PROBLEM DESCRIPTION —
Copy the data exactly as it appears, and do not include any pictures.

# AVAILABLE RECORDS start

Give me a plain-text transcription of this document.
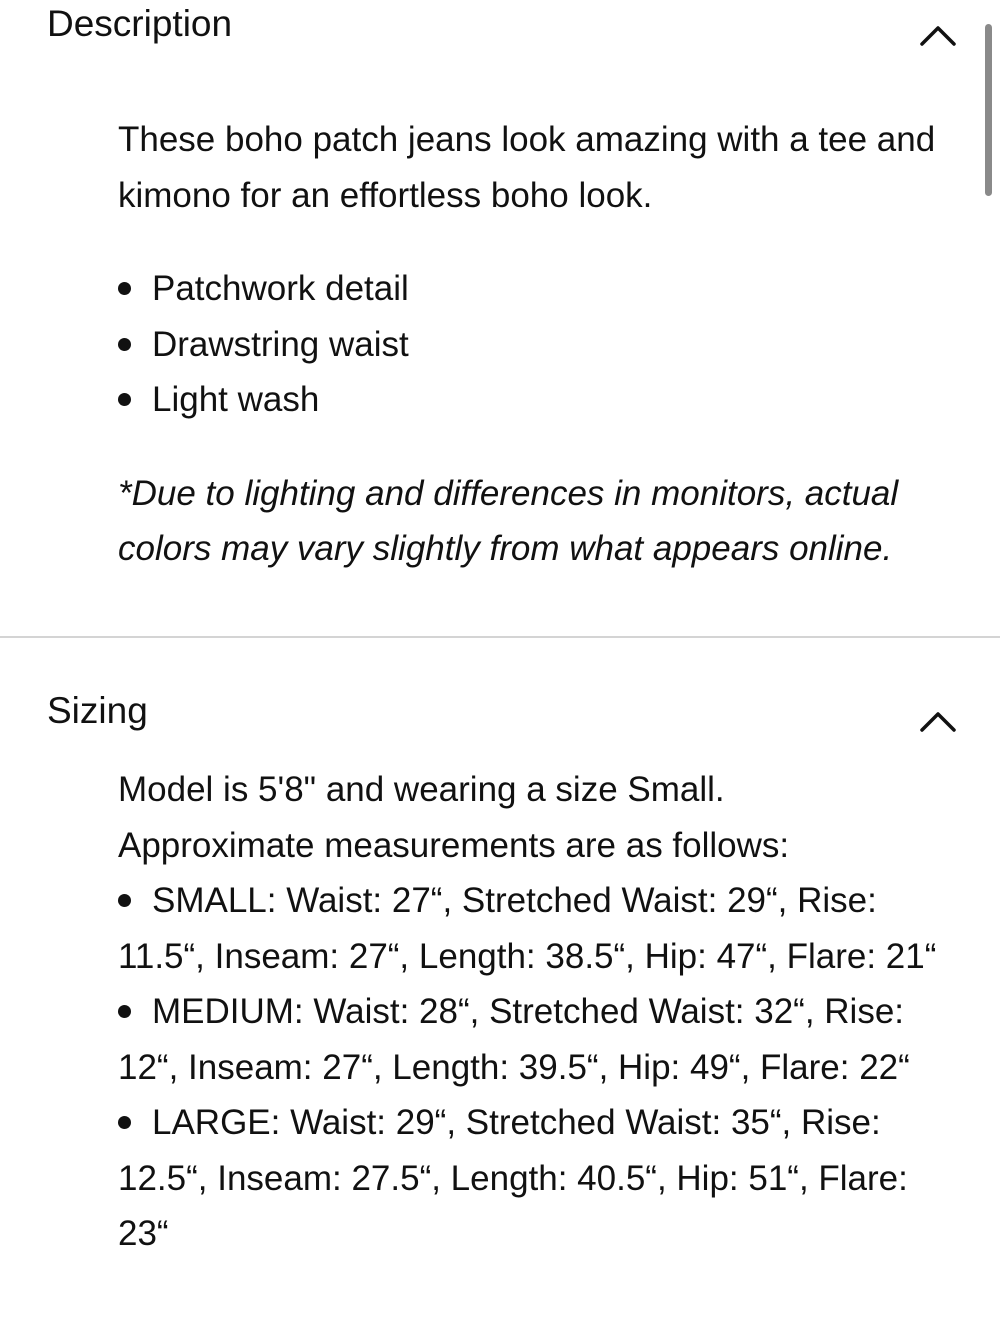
Description

These boho patch jeans look amazing with a tee and kimono for an effortless boho look.

Patchwork detail
Drawstring waist
Light wash

*Due to lighting and differences in monitors, actual colors may vary slightly from what appears online.

Sizing

Model is 5'8" and wearing a size Small.

Approximate measurements are as follows:

SMALL: Waist: 27“, Stretched Waist: 29“, Rise: 11.5“, Inseam: 27“, Length: 38.5“, Hip: 47“, Flare: 21“
MEDIUM: Waist: 28“, Stretched Waist: 32“, Rise: 12“, Inseam: 27“, Length: 39.5“, Hip: 49“, Flare: 22“
LARGE: Waist: 29“, Stretched Waist: 35“, Rise: 12.5“, Inseam: 27.5“, Length: 40.5“, Hip: 51“, Flare: 23“
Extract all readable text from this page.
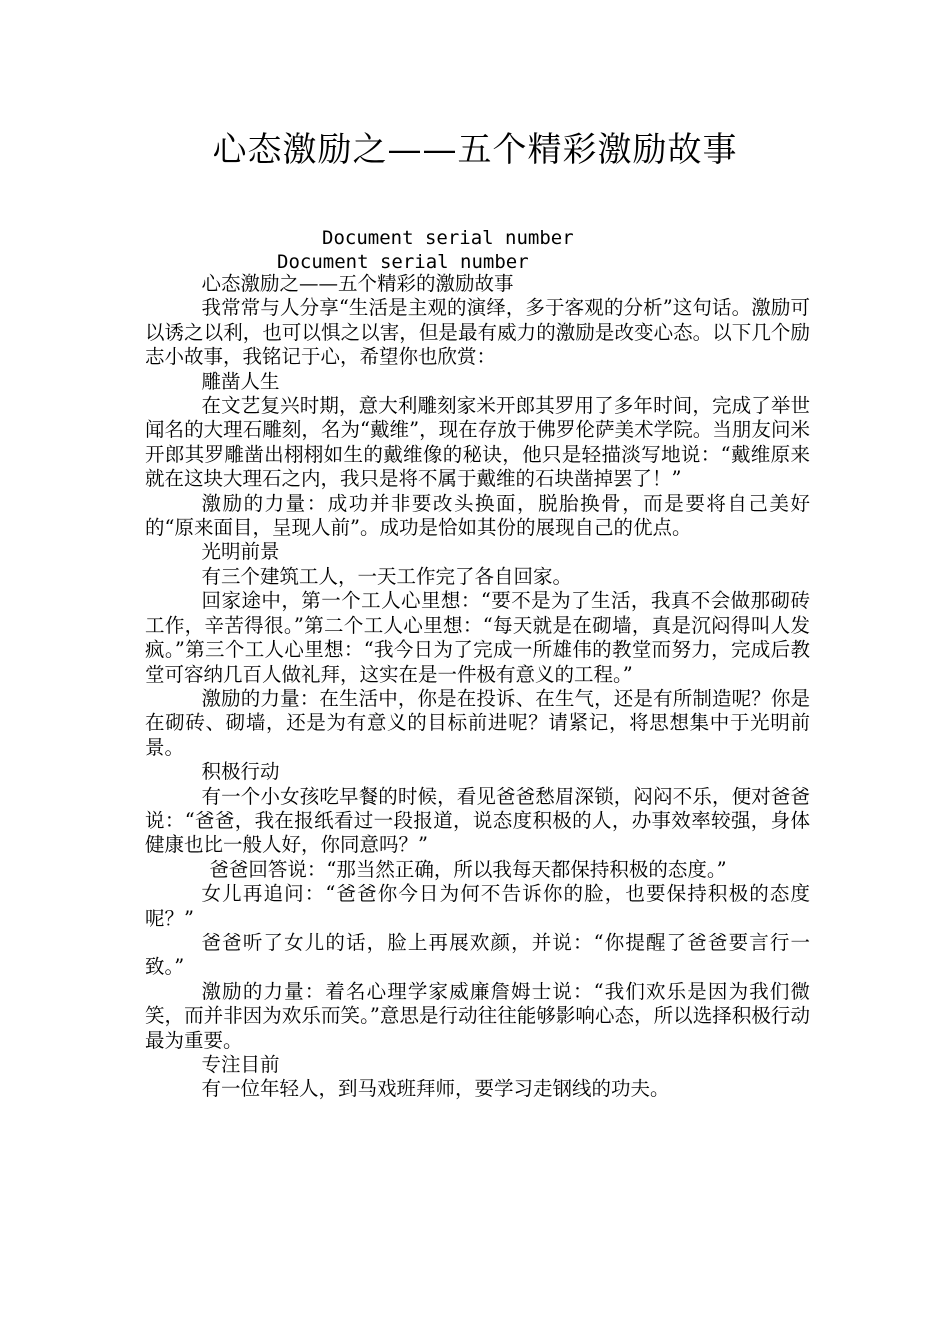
心态激励之——五个精彩激励故事
Document serial number
Document serial number

心态激励之——五个精彩的激励故事

我常常与人分享“生活是主观的演绎，多于客观的分析”这句话。激励可以诱之以利，也可以惧之以害，但是最有威力的激励是改变心态。以下几个励志小故事，我铭记于心，希望你也欣赏：

雕凿人生

在文艺复兴时期，意大利雕刻家米开郎其罗用了多年时间，完成了举世闻名的大理石雕刻，名为“戴维”，现在存放于佛罗伦萨美术学院。当朋友问米开郎其罗雕凿出栩栩如生的戴维像的秘诀，他只是轻描淡写地说：“戴维原来就在这块大理石之内，我只是将不属于戴维的石块凿掉罢了！”

激励的力量：成功并非要改头换面，脱胎换骨，而是要将自己美好的“原来面目，呈现人前”。成功是恰如其份的展现自己的优点。

光明前景

有三个建筑工人，一天工作完了各自回家。

回家途中，第一个工人心里想：“要不是为了生活，我真不会做那砌砖工作，辛苦得很。”第二个工人心里想：“每天就是在砌墙，真是沉闷得叫人发疯。”第三个工人心里想：“我今日为了完成一所雄伟的教堂而努力，完成后教堂可容纳几百人做礼拜，这实在是一件极有意义的工程。”

激励的力量：在生活中，你是在投诉、在生气，还是有所制造呢？你是在砌砖、砌墙，还是为有意义的目标前进呢？请紧记，将思想集中于光明前景。

积极行动

有一个小女孩吃早餐的时候，看见爸爸愁眉深锁，闷闷不乐，便对爸爸说：“爸爸，我在报纸看过一段报道，说态度积极的人，办事效率较强，身体健康也比一般人好，你同意吗？”

爸爸回答说：“那当然正确，所以我每天都保持积极的态度。”

女儿再追问：“爸爸你今日为何不告诉你的脸，也要保持积极的态度呢？”

爸爸听了女儿的话，脸上再展欢颜，并说：“你提醒了爸爸要言行一致。”

激励的力量：着名心理学家威廉詹姆士说：“我们欢乐是因为我们微笑，而并非因为欢乐而笑。”意思是行动往往能够影响心态，所以选择积极行动最为重要。

专注目前

有一位年轻人，到马戏班拜师，要学习走钢线的功夫。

# AVAILABLE RECORDS end

SOLUTION FOR THIS EXERCISE —
Give me a plain-text transcription of this document.
Description

These boho patch jeans look amazing with a tee and kimono for an effortless boho look.

Patchwork detail
Drawstring waist
Light wash

*Due to lighting and differences in monitors, actual colors may vary slightly from what appears online.

Sizing

Model is 5'8" and wearing a size Small.

Approximate measurements are as follows:

SMALL: Waist: 27“, Stretched Waist: 29“, Rise: 11.5“, Inseam: 27“, Length: 38.5“, Hip: 47“, Flare: 21“
MEDIUM: Waist: 28“, Stretched Waist: 32“, Rise: 12“, Inseam: 27“, Length: 39.5“, Hip: 49“, Flare: 22“
LARGE: Waist: 29“, Stretched Waist: 35“, Rise: 12.5“, Inseam: 27.5“, Length: 40.5“, Hip: 51“, Flare: 23“
Extract all readable text from this page.
心态激励之——五个精彩激励故事
Document serial number
Document serial number

心态激励之——五个精彩的激励故事

我常常与人分享“生活是主观的演绎，多于客观的分析”这句话。激励可以诱之以利，也可以惧之以害，但是最有威力的激励是改变心态。以下几个励志小故事，我铭记于心，希望你也欣赏：

雕凿人生

在文艺复兴时期，意大利雕刻家米开郎其罗用了多年时间，完成了举世闻名的大理石雕刻，名为“戴维”，现在存放于佛罗伦萨美术学院。当朋友问米开郎其罗雕凿出栩栩如生的戴维像的秘诀，他只是轻描淡写地说：“戴维原来就在这块大理石之内，我只是将不属于戴维的石块凿掉罢了！”

激励的力量：成功并非要改头换面，脱胎换骨，而是要将自己美好的“原来面目，呈现人前”。成功是恰如其份的展现自己的优点。

光明前景

有三个建筑工人，一天工作完了各自回家。

回家途中，第一个工人心里想：“要不是为了生活，我真不会做那砌砖工作，辛苦得很。”第二个工人心里想：“每天就是在砌墙，真是沉闷得叫人发疯。”第三个工人心里想：“我今日为了完成一所雄伟的教堂而努力，完成后教堂可容纳几百人做礼拜，这实在是一件极有意义的工程。”

激励的力量：在生活中，你是在投诉、在生气，还是有所制造呢？你是在砌砖、砌墙，还是为有意义的目标前进呢？请紧记，将思想集中于光明前景。

积极行动

有一个小女孩吃早餐的时候，看见爸爸愁眉深锁，闷闷不乐，便对爸爸说：“爸爸，我在报纸看过一段报道，说态度积极的人，办事效率较强，身体健康也比一般人好，你同意吗？”

爸爸回答说：“那当然正确，所以我每天都保持积极的态度。”

女儿再追问：“爸爸你今日为何不告诉你的脸，也要保持积极的态度呢？”

爸爸听了女儿的话，脸上再展欢颜，并说：“你提醒了爸爸要言行一致。”

激励的力量：着名心理学家威廉詹姆士说：“我们欢乐是因为我们微笑，而并非因为欢乐而笑。”意思是行动往往能够影响心态，所以选择积极行动最为重要。

专注目前

有一位年轻人，到马戏班拜师，要学习走钢线的功夫。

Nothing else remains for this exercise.